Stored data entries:
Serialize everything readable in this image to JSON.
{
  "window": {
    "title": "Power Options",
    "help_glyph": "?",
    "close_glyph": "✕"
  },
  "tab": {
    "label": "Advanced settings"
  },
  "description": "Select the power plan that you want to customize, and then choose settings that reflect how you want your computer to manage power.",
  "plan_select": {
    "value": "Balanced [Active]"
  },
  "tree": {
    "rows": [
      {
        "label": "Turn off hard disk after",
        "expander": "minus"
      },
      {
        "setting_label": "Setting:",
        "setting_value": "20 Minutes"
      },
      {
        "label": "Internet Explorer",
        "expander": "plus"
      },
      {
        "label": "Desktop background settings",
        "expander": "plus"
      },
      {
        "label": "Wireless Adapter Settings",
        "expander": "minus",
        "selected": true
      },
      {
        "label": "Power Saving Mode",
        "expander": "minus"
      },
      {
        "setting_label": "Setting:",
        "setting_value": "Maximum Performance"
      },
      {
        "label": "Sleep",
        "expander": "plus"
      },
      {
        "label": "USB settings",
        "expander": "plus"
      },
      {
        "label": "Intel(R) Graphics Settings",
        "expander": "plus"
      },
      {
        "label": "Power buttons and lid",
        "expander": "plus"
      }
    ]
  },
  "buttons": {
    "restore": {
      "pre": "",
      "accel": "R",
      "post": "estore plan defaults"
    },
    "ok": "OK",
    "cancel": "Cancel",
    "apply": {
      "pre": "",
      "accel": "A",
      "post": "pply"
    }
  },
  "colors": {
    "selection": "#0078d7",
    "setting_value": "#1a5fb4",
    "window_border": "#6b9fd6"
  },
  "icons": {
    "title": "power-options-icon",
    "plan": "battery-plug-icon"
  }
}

Exercise prompt
The records above are to be repeated exactly, in their entirety.

Complete output
Serialize everything readable in this image to JSON.
{
  "window": {
    "title": "Power Options",
    "help_glyph": "?",
    "close_glyph": "✕"
  },
  "tab": {
    "label": "Advanced settings"
  },
  "description": "Select the power plan that you want to customize, and then choose settings that reflect how you want your computer to manage power.",
  "plan_select": {
    "value": "Balanced [Active]"
  },
  "tree": {
    "rows": [
      {
        "label": "Turn off hard disk after",
        "expander": "minus"
      },
      {
        "setting_label": "Setting:",
        "setting_value": "20 Minutes"
      },
      {
        "label": "Internet Explorer",
        "expander": "plus"
      },
      {
        "label": "Desktop background settings",
        "expander": "plus"
      },
      {
        "label": "Wireless Adapter Settings",
        "expander": "minus",
        "selected": true
      },
      {
        "label": "Power Saving Mode",
        "expander": "minus"
      },
      {
        "setting_label": "Setting:",
        "setting_value": "Maximum Performance"
      },
      {
        "label": "Sleep",
        "expander": "plus"
      },
      {
        "label": "USB settings",
        "expander": "plus"
      },
      {
        "label": "Intel(R) Graphics Settings",
        "expander": "plus"
      },
      {
        "label": "Power buttons and lid",
        "expander": "plus"
      }
    ]
  },
  "buttons": {
    "restore": {
      "pre": "",
      "accel": "R",
      "post": "estore plan defaults"
    },
    "ok": "OK",
    "cancel": "Cancel",
    "apply": {
      "pre": "",
      "accel": "A",
      "post": "pply"
    }
  },
  "colors": {
    "selection": "#0078d7",
    "setting_value": "#1a5fb4",
    "window_border": "#6b9fd6"
  },
  "icons": {
    "title": "power-options-icon",
    "plan": "battery-plug-icon"
  }
}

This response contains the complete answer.